>> START
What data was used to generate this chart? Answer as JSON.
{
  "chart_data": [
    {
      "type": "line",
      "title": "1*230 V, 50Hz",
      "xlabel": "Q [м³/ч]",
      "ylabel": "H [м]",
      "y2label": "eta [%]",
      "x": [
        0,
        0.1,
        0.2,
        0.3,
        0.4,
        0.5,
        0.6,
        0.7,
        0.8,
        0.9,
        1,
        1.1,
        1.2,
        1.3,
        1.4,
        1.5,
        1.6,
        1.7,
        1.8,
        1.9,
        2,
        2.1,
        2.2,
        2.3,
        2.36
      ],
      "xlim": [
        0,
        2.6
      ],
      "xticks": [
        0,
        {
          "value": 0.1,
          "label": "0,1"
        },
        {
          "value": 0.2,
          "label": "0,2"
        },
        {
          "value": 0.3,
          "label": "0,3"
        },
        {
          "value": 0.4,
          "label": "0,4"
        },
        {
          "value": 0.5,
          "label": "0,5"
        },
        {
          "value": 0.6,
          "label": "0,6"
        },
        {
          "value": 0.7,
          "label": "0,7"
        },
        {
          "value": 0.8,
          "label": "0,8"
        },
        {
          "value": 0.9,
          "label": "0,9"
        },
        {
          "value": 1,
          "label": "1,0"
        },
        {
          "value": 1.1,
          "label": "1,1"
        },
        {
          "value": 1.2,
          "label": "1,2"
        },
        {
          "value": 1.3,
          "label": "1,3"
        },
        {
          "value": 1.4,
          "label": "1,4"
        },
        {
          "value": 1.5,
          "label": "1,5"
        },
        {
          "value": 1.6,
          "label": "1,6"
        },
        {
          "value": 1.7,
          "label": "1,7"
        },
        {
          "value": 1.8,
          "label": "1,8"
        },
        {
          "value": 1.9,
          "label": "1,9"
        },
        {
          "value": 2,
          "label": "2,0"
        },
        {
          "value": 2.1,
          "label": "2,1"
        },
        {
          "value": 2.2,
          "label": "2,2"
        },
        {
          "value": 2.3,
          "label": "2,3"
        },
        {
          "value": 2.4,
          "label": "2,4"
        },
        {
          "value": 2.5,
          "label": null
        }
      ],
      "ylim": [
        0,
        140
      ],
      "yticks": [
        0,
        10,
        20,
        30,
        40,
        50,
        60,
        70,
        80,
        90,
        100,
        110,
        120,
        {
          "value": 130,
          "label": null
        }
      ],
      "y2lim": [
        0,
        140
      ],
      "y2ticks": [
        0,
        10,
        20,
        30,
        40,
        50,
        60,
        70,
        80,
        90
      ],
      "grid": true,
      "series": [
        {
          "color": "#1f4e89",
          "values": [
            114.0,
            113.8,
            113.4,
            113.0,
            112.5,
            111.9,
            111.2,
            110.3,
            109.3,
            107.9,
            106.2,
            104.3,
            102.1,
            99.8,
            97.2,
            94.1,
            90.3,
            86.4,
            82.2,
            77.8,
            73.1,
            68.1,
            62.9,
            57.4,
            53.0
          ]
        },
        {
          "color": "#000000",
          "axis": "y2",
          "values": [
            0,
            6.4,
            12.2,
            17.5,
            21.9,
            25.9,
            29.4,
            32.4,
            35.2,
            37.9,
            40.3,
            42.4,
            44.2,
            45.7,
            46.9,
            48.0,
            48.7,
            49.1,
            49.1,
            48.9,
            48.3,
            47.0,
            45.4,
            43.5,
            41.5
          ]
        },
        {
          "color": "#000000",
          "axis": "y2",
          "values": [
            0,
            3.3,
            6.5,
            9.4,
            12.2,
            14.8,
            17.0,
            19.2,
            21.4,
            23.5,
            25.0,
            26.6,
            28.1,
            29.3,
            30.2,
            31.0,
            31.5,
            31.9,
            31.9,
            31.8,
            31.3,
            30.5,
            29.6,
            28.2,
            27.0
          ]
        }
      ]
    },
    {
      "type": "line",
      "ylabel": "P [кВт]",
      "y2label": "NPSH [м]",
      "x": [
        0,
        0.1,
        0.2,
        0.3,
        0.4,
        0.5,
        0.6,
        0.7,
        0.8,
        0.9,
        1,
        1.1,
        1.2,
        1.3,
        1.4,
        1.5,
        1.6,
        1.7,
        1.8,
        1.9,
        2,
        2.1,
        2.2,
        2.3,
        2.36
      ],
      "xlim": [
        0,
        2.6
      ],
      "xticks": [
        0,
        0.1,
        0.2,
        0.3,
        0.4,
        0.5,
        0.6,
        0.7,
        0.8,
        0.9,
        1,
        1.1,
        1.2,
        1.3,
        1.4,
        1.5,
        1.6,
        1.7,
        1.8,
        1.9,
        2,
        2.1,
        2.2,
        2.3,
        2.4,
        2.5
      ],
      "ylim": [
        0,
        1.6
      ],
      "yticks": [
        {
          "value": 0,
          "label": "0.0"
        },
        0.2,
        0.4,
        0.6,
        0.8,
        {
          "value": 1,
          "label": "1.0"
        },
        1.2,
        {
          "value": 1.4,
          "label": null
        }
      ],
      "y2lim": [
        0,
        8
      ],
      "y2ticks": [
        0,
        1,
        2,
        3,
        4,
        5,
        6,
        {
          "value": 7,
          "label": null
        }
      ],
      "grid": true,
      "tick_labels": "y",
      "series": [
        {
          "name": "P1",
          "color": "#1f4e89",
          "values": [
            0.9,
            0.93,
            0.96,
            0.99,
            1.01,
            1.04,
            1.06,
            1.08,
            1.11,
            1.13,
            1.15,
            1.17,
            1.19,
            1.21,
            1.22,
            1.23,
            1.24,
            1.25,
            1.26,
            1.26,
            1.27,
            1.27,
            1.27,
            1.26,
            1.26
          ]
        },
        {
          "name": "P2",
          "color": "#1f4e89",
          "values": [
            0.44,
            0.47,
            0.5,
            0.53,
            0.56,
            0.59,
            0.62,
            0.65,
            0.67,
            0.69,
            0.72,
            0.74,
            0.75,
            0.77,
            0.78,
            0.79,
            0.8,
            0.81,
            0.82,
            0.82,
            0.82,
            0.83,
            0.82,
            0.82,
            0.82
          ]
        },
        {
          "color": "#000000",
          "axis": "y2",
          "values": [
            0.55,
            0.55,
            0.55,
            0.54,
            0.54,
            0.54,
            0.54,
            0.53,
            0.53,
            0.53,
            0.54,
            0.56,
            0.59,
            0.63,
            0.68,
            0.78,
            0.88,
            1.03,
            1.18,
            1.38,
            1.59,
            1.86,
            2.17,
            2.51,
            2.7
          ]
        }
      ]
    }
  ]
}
>> END
● GOAL OF THE EXERCISE: Each line of the listing should be copied exactly.

● SOLUTION:
What data was used to generate this chart? Answer as JSON.
{
  "chart_data": [
    {
      "type": "line",
      "title": "1*230 V, 50Hz",
      "xlabel": "Q [м³/ч]",
      "ylabel": "H [м]",
      "y2label": "eta [%]",
      "x": [
        0,
        0.1,
        0.2,
        0.3,
        0.4,
        0.5,
        0.6,
        0.7,
        0.8,
        0.9,
        1,
        1.1,
        1.2,
        1.3,
        1.4,
        1.5,
        1.6,
        1.7,
        1.8,
        1.9,
        2,
        2.1,
        2.2,
        2.3,
        2.36
      ],
      "xlim": [
        0,
        2.6
      ],
      "xticks": [
        0,
        {
          "value": 0.1,
          "label": "0,1"
        },
        {
          "value": 0.2,
          "label": "0,2"
        },
        {
          "value": 0.3,
          "label": "0,3"
        },
        {
          "value": 0.4,
          "label": "0,4"
        },
        {
          "value": 0.5,
          "label": "0,5"
        },
        {
          "value": 0.6,
          "label": "0,6"
        },
        {
          "value": 0.7,
          "label": "0,7"
        },
        {
          "value": 0.8,
          "label": "0,8"
        },
        {
          "value": 0.9,
          "label": "0,9"
        },
        {
          "value": 1,
          "label": "1,0"
        },
        {
          "value": 1.1,
          "label": "1,1"
        },
        {
          "value": 1.2,
          "label": "1,2"
        },
        {
          "value": 1.3,
          "label": "1,3"
        },
        {
          "value": 1.4,
          "label": "1,4"
        },
        {
          "value": 1.5,
          "label": "1,5"
        },
        {
          "value": 1.6,
          "label": "1,6"
        },
        {
          "value": 1.7,
          "label": "1,7"
        },
        {
          "value": 1.8,
          "label": "1,8"
        },
        {
          "value": 1.9,
          "label": "1,9"
        },
        {
          "value": 2,
          "label": "2,0"
        },
        {
          "value": 2.1,
          "label": "2,1"
        },
        {
          "value": 2.2,
          "label": "2,2"
        },
        {
          "value": 2.3,
          "label": "2,3"
        },
        {
          "value": 2.4,
          "label": "2,4"
        },
        {
          "value": 2.5,
          "label": null
        }
      ],
      "ylim": [
        0,
        140
      ],
      "yticks": [
        0,
        10,
        20,
        30,
        40,
        50,
        60,
        70,
        80,
        90,
        100,
        110,
        120,
        {
          "value": 130,
          "label": null
        }
      ],
      "y2lim": [
        0,
        140
      ],
      "y2ticks": [
        0,
        10,
        20,
        30,
        40,
        50,
        60,
        70,
        80,
        90
      ],
      "grid": true,
      "series": [
        {
          "color": "#1f4e89",
          "values": [
            114.0,
            113.8,
            113.4,
            113.0,
            112.5,
            111.9,
            111.2,
            110.3,
            109.3,
            107.9,
            106.2,
            104.3,
            102.1,
            99.8,
            97.2,
            94.1,
            90.3,
            86.4,
            82.2,
            77.8,
            73.1,
            68.1,
            62.9,
            57.4,
            53.0
          ]
        },
        {
          "color": "#000000",
          "axis": "y2",
          "values": [
            0,
            6.4,
            12.2,
            17.5,
            21.9,
            25.9,
            29.4,
            32.4,
            35.2,
            37.9,
            40.3,
            42.4,
            44.2,
            45.7,
            46.9,
            48.0,
            48.7,
            49.1,
            49.1,
            48.9,
            48.3,
            47.0,
            45.4,
            43.5,
            41.5
          ]
        },
        {
          "color": "#000000",
          "axis": "y2",
          "values": [
            0,
            3.3,
            6.5,
            9.4,
            12.2,
            14.8,
            17.0,
            19.2,
            21.4,
            23.5,
            25.0,
            26.6,
            28.1,
            29.3,
            30.2,
            31.0,
            31.5,
            31.9,
            31.9,
            31.8,
            31.3,
            30.5,
            29.6,
            28.2,
            27.0
          ]
        }
      ]
    },
    {
      "type": "line",
      "ylabel": "P [кВт]",
      "y2label": "NPSH [м]",
      "x": [
        0,
        0.1,
        0.2,
        0.3,
        0.4,
        0.5,
        0.6,
        0.7,
        0.8,
        0.9,
        1,
        1.1,
        1.2,
        1.3,
        1.4,
        1.5,
        1.6,
        1.7,
        1.8,
        1.9,
        2,
        2.1,
        2.2,
        2.3,
        2.36
      ],
      "xlim": [
        0,
        2.6
      ],
      "xticks": [
        0,
        0.1,
        0.2,
        0.3,
        0.4,
        0.5,
        0.6,
        0.7,
        0.8,
        0.9,
        1,
        1.1,
        1.2,
        1.3,
        1.4,
        1.5,
        1.6,
        1.7,
        1.8,
        1.9,
        2,
        2.1,
        2.2,
        2.3,
        2.4,
        2.5
      ],
      "ylim": [
        0,
        1.6
      ],
      "yticks": [
        {
          "value": 0,
          "label": "0.0"
        },
        0.2,
        0.4,
        0.6,
        0.8,
        {
          "value": 1,
          "label": "1.0"
        },
        1.2,
        {
          "value": 1.4,
          "label": null
        }
      ],
      "y2lim": [
        0,
        8
      ],
      "y2ticks": [
        0,
        1,
        2,
        3,
        4,
        5,
        6,
        {
          "value": 7,
          "label": null
        }
      ],
      "grid": true,
      "tick_labels": "y",
      "series": [
        {
          "name": "P1",
          "color": "#1f4e89",
          "values": [
            0.9,
            0.93,
            0.96,
            0.99,
            1.01,
            1.04,
            1.06,
            1.08,
            1.11,
            1.13,
            1.15,
            1.17,
            1.19,
            1.21,
            1.22,
            1.23,
            1.24,
            1.25,
            1.26,
            1.26,
            1.27,
            1.27,
            1.27,
            1.26,
            1.26
          ]
        },
        {
          "name": "P2",
          "color": "#1f4e89",
          "values": [
            0.44,
            0.47,
            0.5,
            0.53,
            0.56,
            0.59,
            0.62,
            0.65,
            0.67,
            0.69,
            0.72,
            0.74,
            0.75,
            0.77,
            0.78,
            0.79,
            0.8,
            0.81,
            0.82,
            0.82,
            0.82,
            0.83,
            0.82,
            0.82,
            0.82
          ]
        },
        {
          "color": "#000000",
          "axis": "y2",
          "values": [
            0.55,
            0.55,
            0.55,
            0.54,
            0.54,
            0.54,
            0.54,
            0.53,
            0.53,
            0.53,
            0.54,
            0.56,
            0.59,
            0.63,
            0.68,
            0.78,
            0.88,
            1.03,
            1.18,
            1.38,
            1.59,
            1.86,
            2.17,
            2.51,
            2.7
          ]
        }
      ]
    }
  ]
}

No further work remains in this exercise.